### WRITTEN TASK
Extract every entry word for word.

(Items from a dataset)
******************************
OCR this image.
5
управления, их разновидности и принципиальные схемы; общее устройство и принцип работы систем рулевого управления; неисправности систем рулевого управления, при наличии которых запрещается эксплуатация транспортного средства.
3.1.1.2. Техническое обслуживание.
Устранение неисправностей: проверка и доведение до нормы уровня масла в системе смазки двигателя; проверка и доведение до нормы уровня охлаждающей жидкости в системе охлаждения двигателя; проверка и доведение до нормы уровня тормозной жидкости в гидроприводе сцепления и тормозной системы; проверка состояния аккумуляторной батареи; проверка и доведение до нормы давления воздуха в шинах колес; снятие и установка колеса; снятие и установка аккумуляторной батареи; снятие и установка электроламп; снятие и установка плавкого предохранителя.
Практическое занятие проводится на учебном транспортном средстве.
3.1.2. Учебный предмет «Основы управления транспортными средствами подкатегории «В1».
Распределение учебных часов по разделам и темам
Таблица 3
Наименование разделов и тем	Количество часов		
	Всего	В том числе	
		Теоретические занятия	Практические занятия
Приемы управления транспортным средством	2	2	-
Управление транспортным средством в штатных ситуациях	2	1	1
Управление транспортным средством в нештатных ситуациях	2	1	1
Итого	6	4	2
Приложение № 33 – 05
******************************
### RESULT FOR THIS TASK
OCR this image.
5
управления, их разновидности и принципиальные схемы; общее устройство и принцип работы систем рулевого управления; неисправности систем рулевого управления, при наличии которых запрещается эксплуатация транспортного средства.
3.1.1.2. Техническое обслуживание.
Устранение неисправностей: проверка и доведение до нормы уровня масла в системе смазки двигателя; проверка и доведение до нормы уровня охлаждающей жидкости в системе охлаждения двигателя; проверка и доведение до нормы уровня тормозной жидкости в гидроприводе сцепления и тормозной системы; проверка состояния аккумуляторной батареи; проверка и доведение до нормы давления воздуха в шинах колес; снятие и установка колеса; снятие и установка аккумуляторной батареи; снятие и установка электроламп; снятие и установка плавкого предохранителя.
Практическое занятие проводится на учебном транспортном средстве.
3.1.2. Учебный предмет «Основы управления транспортными средствами подкатегории «В1».
Распределение учебных часов по разделам и темам
Таблица 3
Наименование разделов и тем	Количество часов		
	Всего	В том числе	
		Теоретические занятия	Практические занятия
Приемы управления транспортным средством	2	2	-
Управление транспортным средством в штатных ситуациях	2	1	1
Управление транспортным средством в нештатных ситуациях	2	1	1
Итого	6	4	2
Приложение № 33 – 05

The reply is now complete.